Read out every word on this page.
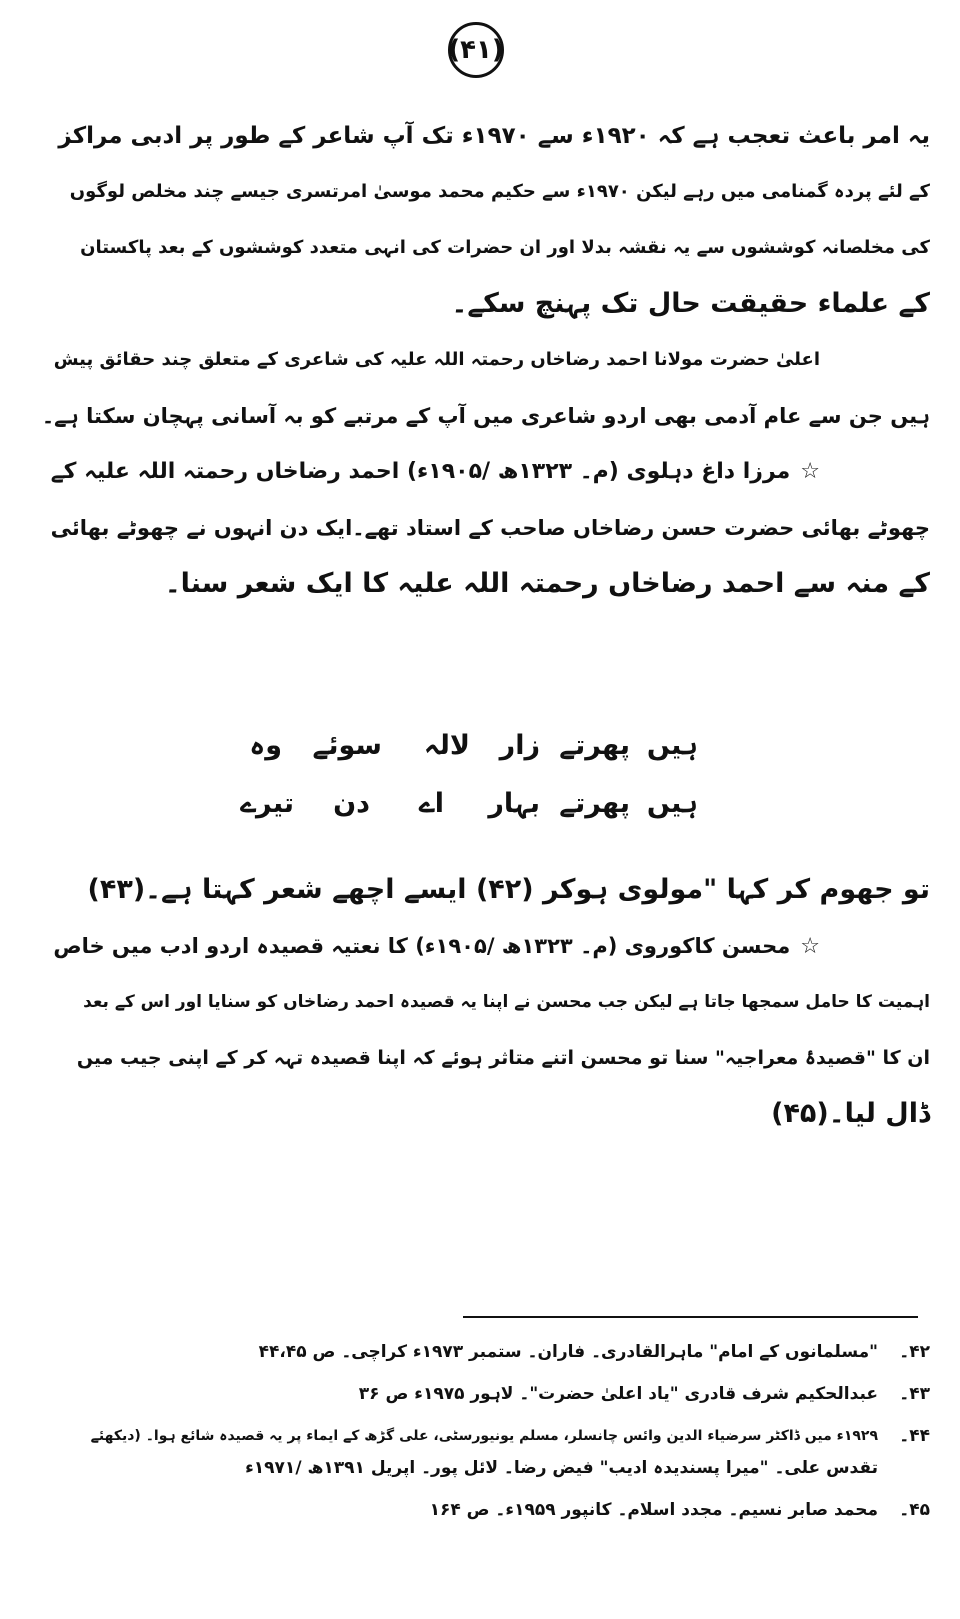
(۴۱)
یہ امر باعث تعجب ہے کہ ۱۹۲۰ء سے ۱۹۷۰ء تک آپ شاعر کے طور پر ادبی مراکز
کے لئے پردہ گمنامی میں رہے لیکن ۱۹۷۰ء سے حکیم محمد موسیٰ امرتسری جیسے چند مخلص لوگوں
کی مخلصانہ کوششوں سے یہ نقشہ بدلا اور ان حضرات کی انہی متعدد کوششوں کے بعد پاکستان
کے علماء حقیقت حال تک پہنچ سکے۔
اعلیٰ حضرت مولانا احمد رضاخاں رحمتہ اللہ علیہ کی شاعری کے متعلق چند حقائق پیش
ہیں جن سے عام آدمی بھی اردو شاعری میں آپ کے مرتبے کو بہ آسانی پہچان سکتا ہے۔
☆مرزا داغ دہلوی (م۔ ۱۳۲۳ھ /۱۹۰۵ء) احمد رضاخاں رحمتہ اللہ علیہ کے
چھوٹے بھائی حضرت حسن رضاخاں صاحب کے استاد تھے۔ایک دن انہوں نے چھوٹے بھائی
کے منہ سے احمد رضاخاں رحمتہ اللہ علیہ کا ایک شعر سنا۔
وہ سوئے لالہ زار پھرتے ہیں
تیرے دن اے بہار پھرتے ہیں
تو جھوم کر کہا "مولوی ہوکر (۴۲) ایسے اچھے شعر کہتا ہے۔(۴۳)
☆محسن کاکوروی (م۔ ۱۳۲۳ھ /۱۹۰۵ء) کا نعتیہ قصیدہ اردو ادب میں خاص
اہمیت کا حامل سمجھا جاتا ہے لیکن جب محسن نے اپنا یہ قصیدہ احمد رضاخاں کو سنایا اور اس کے بعد
ان کا "قصیدۂ معراجیہ" سنا تو محسن اتنے متاثر ہوئے کہ اپنا قصیدہ تہہ کر کے اپنی جیب میں
ڈال لیا۔(۴۵)
۴۲۔
"مسلمانوں کے امام" ماہرالقادری۔ فاران۔ ستمبر ۱۹۷۳ء کراچی۔ ص ۴۴،۴۵
۴۳۔
عبدالحکیم شرف قادری "یاد اعلیٰ حضرت"۔ لاہور ۱۹۷۵ء ص ۳۶
۴۴۔
۱۹۲۹ء میں ڈاکٹر سرضیاء الدین وائس چانسلر، مسلم یونیورسٹی، علی گڑھ کے ایماء پر یہ قصیدہ شائع ہوا۔ (دیکھئے
تقدس علی۔ "میرا پسندیدہ ادیب" فیض رضا۔ لائل پور۔ اپریل ۱۳۹۱ھ /۱۹۷۱ء
۴۵۔
محمد صابر نسیم۔ مجدد اسلام۔ کانپور ۱۹۵۹ء۔ ص ۱۶۴
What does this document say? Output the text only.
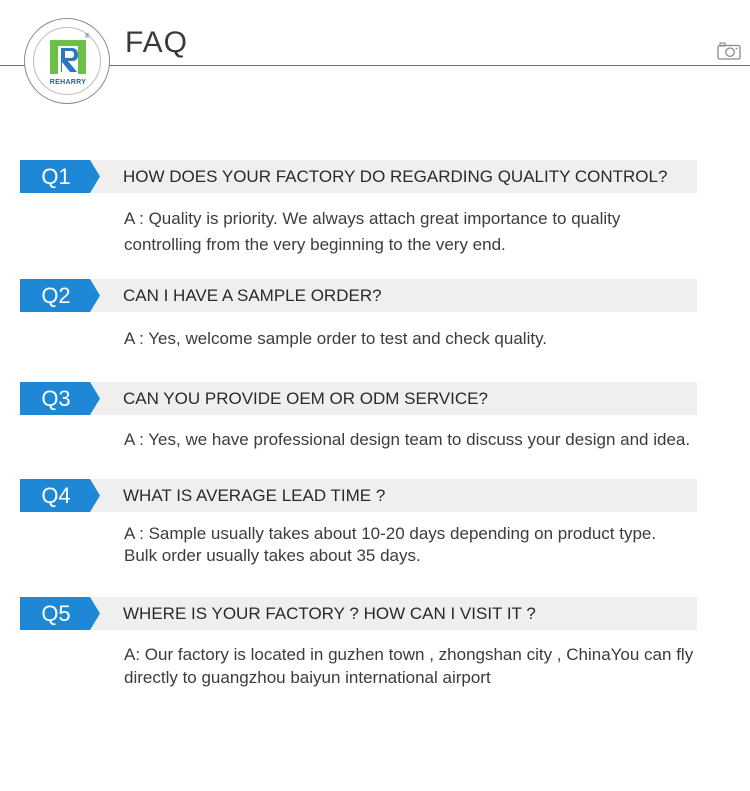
®
REHARRY
FAQ
Q1	HOW DOES YOUR FACTORY DO REGARDING QUALITY CONTROL?
A : Quality is priority. We always attach great importance to quality
controlling from the very beginning to the very end.
Q2	CAN I HAVE A SAMPLE ORDER?
A : Yes, welcome sample order to test and check quality.
Q3	CAN YOU PROVIDE OEM OR ODM SERVICE?
A : Yes, we have professional design team to discuss your design and idea.
Q4	WHAT IS AVERAGE LEAD TIME ?
A : Sample usually takes about 10-20 days depending on product type.
Bulk order usually takes about 35 days.
Q5	WHERE IS YOUR FACTORY ? HOW CAN I VISIT IT ?
A: Our factory is located in guzhen town , zhongshan city , ChinaYou can fly
directly to guangzhou baiyun international airport
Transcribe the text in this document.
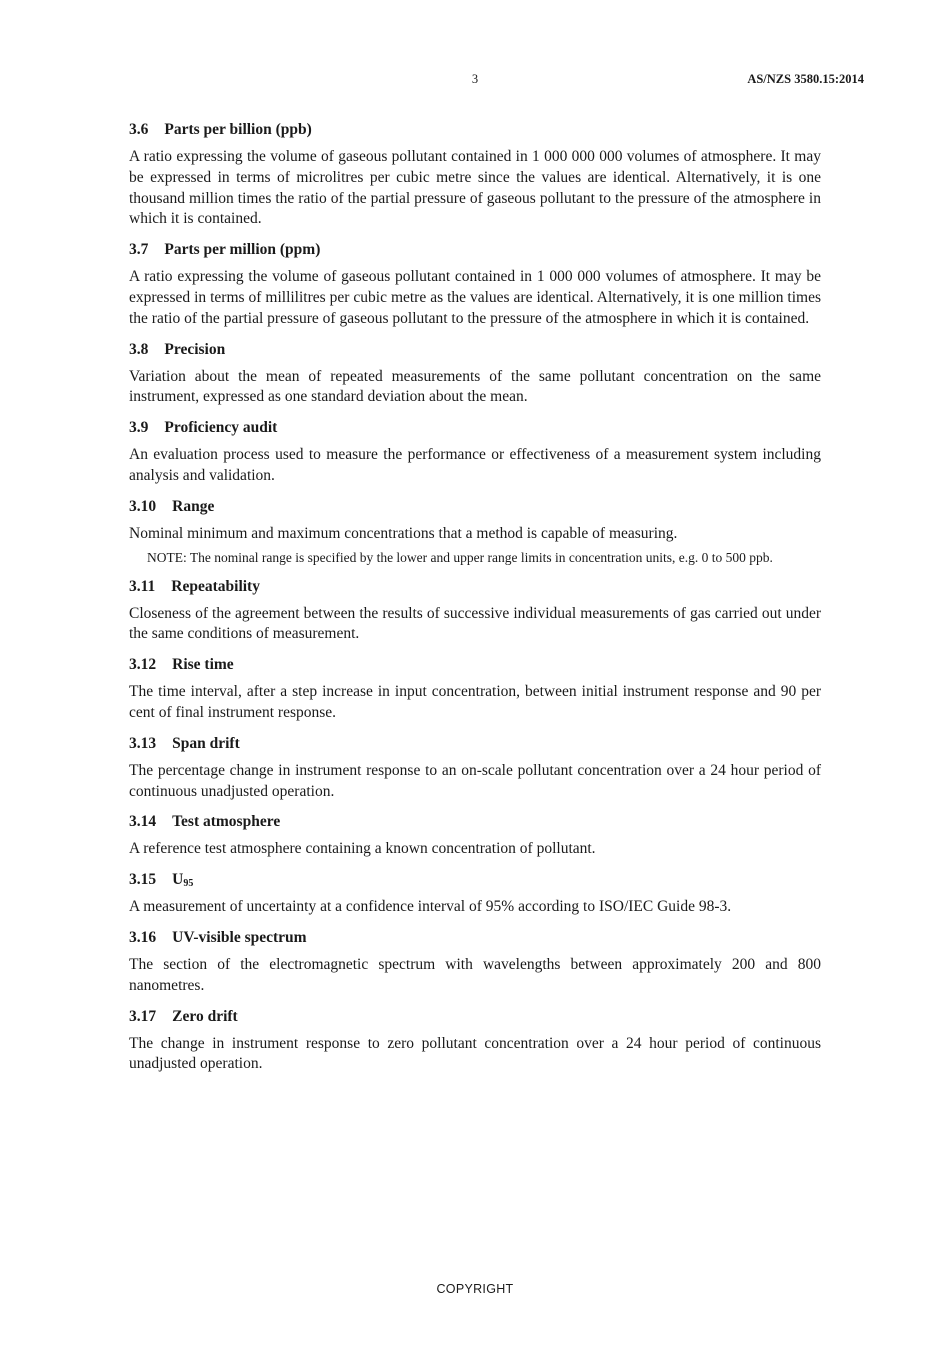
3	AS/NZS 3580.15:2014
3.6 Parts per billion (ppb)

A ratio expressing the volume of gaseous pollutant contained in 1 000 000 000 volumes of atmosphere. It may be expressed in terms of microlitres per cubic metre since the values are identical. Alternatively, it is one thousand million times the ratio of the partial pressure of gaseous pollutant to the pressure of the atmosphere in which it is contained.

3.7 Parts per million (ppm)

A ratio expressing the volume of gaseous pollutant contained in 1 000 000 volumes of atmosphere. It may be expressed in terms of millilitres per cubic metre as the values are identical. Alternatively, it is one million times the ratio of the partial pressure of gaseous pollutant to the pressure of the atmosphere in which it is contained.

3.8 Precision

Variation about the mean of repeated measurements of the same pollutant concentration on the same instrument, expressed as one standard deviation about the mean.

3.9 Proficiency audit

An evaluation process used to measure the performance or effectiveness of a measurement system including analysis and validation.

3.10 Range

Nominal minimum and maximum concentrations that a method is capable of measuring.

NOTE: The nominal range is specified by the lower and upper range limits in concentration units, e.g. 0 to 500 ppb.

3.11 Repeatability

Closeness of the agreement between the results of successive individual measurements of gas carried out under the same conditions of measurement.

3.12 Rise time

The time interval, after a step increase in input concentration, between initial instrument response and 90 per cent of final instrument response.

3.13 Span drift

The percentage change in instrument response to an on-scale pollutant concentration over a 24 hour period of continuous unadjusted operation.

3.14 Test atmosphere

A reference test atmosphere containing a known concentration of pollutant.

3.15 $U_{95}$

A measurement of uncertainty at a confidence interval of 95% according to ISO/IEC Guide 98-3.

3.16 UV-visible spectrum

The section of the electromagnetic spectrum with wavelengths between approximately 200 and 800 nanometres.

3.17 Zero drift

The change in instrument response to zero pollutant concentration over a 24 hour period of continuous unadjusted operation.

COPYRIGHT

****************************************

## Given request
Copy the records exactly. Skip the pictures.

## Written answer
Read out every word on this page.
(۴۱)
یہ امر باعث تعجب ہے کہ ۱۹۲۰ء سے ۱۹۷۰ء تک آپ شاعر کے طور پر ادبی مراکز
کے لئے پردہ گمنامی میں رہے لیکن ۱۹۷۰ء سے حکیم محمد موسیٰ امرتسری جیسے چند مخلص لوگوں
کی مخلصانہ کوششوں سے یہ نقشہ بدلا اور ان حضرات کی انہی متعدد کوششوں کے بعد پاکستان
کے علماء حقیقت حال تک پہنچ سکے۔
اعلیٰ حضرت مولانا احمد رضاخاں رحمتہ اللہ علیہ کی شاعری کے متعلق چند حقائق پیش
ہیں جن سے عام آدمی بھی اردو شاعری میں آپ کے مرتبے کو بہ آسانی پہچان سکتا ہے۔
☆مرزا داغ دہلوی (م۔ ۱۳۲۳ھ /۱۹۰۵ء) احمد رضاخاں رحمتہ اللہ علیہ کے
چھوٹے بھائی حضرت حسن رضاخاں صاحب کے استاد تھے۔ایک دن انہوں نے چھوٹے بھائی
کے منہ سے احمد رضاخاں رحمتہ اللہ علیہ کا ایک شعر سنا۔
وہ سوئے لالہ زار پھرتے ہیں
تیرے دن اے بہار پھرتے ہیں
تو جھوم کر کہا "مولوی ہوکر (۴۲) ایسے اچھے شعر کہتا ہے۔(۴۳)
☆محسن کاکوروی (م۔ ۱۳۲۳ھ /۱۹۰۵ء) کا نعتیہ قصیدہ اردو ادب میں خاص
اہمیت کا حامل سمجھا جاتا ہے لیکن جب محسن نے اپنا یہ قصیدہ احمد رضاخاں کو سنایا اور اس کے بعد
ان کا "قصیدۂ معراجیہ" سنا تو محسن اتنے متاثر ہوئے کہ اپنا قصیدہ تہہ کر کے اپنی جیب میں
ڈال لیا۔(۴۵)
۴۲۔
"مسلمانوں کے امام" ماہرالقادری۔ فاران۔ ستمبر ۱۹۷۳ء کراچی۔ ص ۴۴،۴۵
۴۳۔
عبدالحکیم شرف قادری "یاد اعلیٰ حضرت"۔ لاہور ۱۹۷۵ء ص ۳۶
۴۴۔
۱۹۲۹ء میں ڈاکٹر سرضیاء الدین وائس چانسلر، مسلم یونیورسٹی، علی گڑھ کے ایماء پر یہ قصیدہ شائع ہوا۔ (دیکھئے
تقدس علی۔ "میرا پسندیدہ ادیب" فیض رضا۔ لائل پور۔ اپریل ۱۳۹۱ھ /۱۹۷۱ء
۴۵۔
محمد صابر نسیم۔ مجدد اسلام۔ کانپور ۱۹۵۹ء۔ ص ۱۶۴
What does this document say? Output the text only.
®
REHARRY
FAQ
Q1	HOW DOES YOUR FACTORY DO REGARDING QUALITY CONTROL?
A : Quality is priority. We always attach great importance to quality
controlling from the very beginning to the very end.
Q2	CAN I HAVE A SAMPLE ORDER?
A : Yes, welcome sample order to test and check quality.
Q3	CAN YOU PROVIDE OEM OR ODM SERVICE?
A : Yes, we have professional design team to discuss your design and idea.
Q4	WHAT IS AVERAGE LEAD TIME ?
A : Sample usually takes about 10-20 days depending on product type.
Bulk order usually takes about 35 days.
Q5	WHERE IS YOUR FACTORY ? HOW CAN I VISIT IT ?
A: Our factory is located in guzhen town , zhongshan city , ChinaYou can fly
directly to guangzhou baiyun international airport
Transcribe the text in this document.
3	AS/NZS 3580.15:2014
3.6 Parts per billion (ppb)

A ratio expressing the volume of gaseous pollutant contained in 1 000 000 000 volumes of atmosphere. It may be expressed in terms of microlitres per cubic metre since the values are identical. Alternatively, it is one thousand million times the ratio of the partial pressure of gaseous pollutant to the pressure of the atmosphere in which it is contained.

3.7 Parts per million (ppm)

A ratio expressing the volume of gaseous pollutant contained in 1 000 000 volumes of atmosphere. It may be expressed in terms of millilitres per cubic metre as the values are identical. Alternatively, it is one million times the ratio of the partial pressure of gaseous pollutant to the pressure of the atmosphere in which it is contained.

3.8 Precision

Variation about the mean of repeated measurements of the same pollutant concentration on the same instrument, expressed as one standard deviation about the mean.

3.9 Proficiency audit

An evaluation process used to measure the performance or effectiveness of a measurement system including analysis and validation.

3.10 Range

Nominal minimum and maximum concentrations that a method is capable of measuring.

NOTE: The nominal range is specified by the lower and upper range limits in concentration units, e.g. 0 to 500 ppb.

3.11 Repeatability

Closeness of the agreement between the results of successive individual measurements of gas carried out under the same conditions of measurement.

3.12 Rise time

The time interval, after a step increase in input concentration, between initial instrument response and 90 per cent of final instrument response.

3.13 Span drift

The percentage change in instrument response to an on-scale pollutant concentration over a 24 hour period of continuous unadjusted operation.

3.14 Test atmosphere

A reference test atmosphere containing a known concentration of pollutant.

3.15 $U_{95}$

A measurement of uncertainty at a confidence interval of 95% according to ISO/IEC Guide 98-3.

3.16 UV-visible spectrum

The section of the electromagnetic spectrum with wavelengths between approximately 200 and 800 nanometres.

3.17 Zero drift

The change in instrument response to zero pollutant concentration over a 24 hour period of continuous unadjusted operation.

COPYRIGHT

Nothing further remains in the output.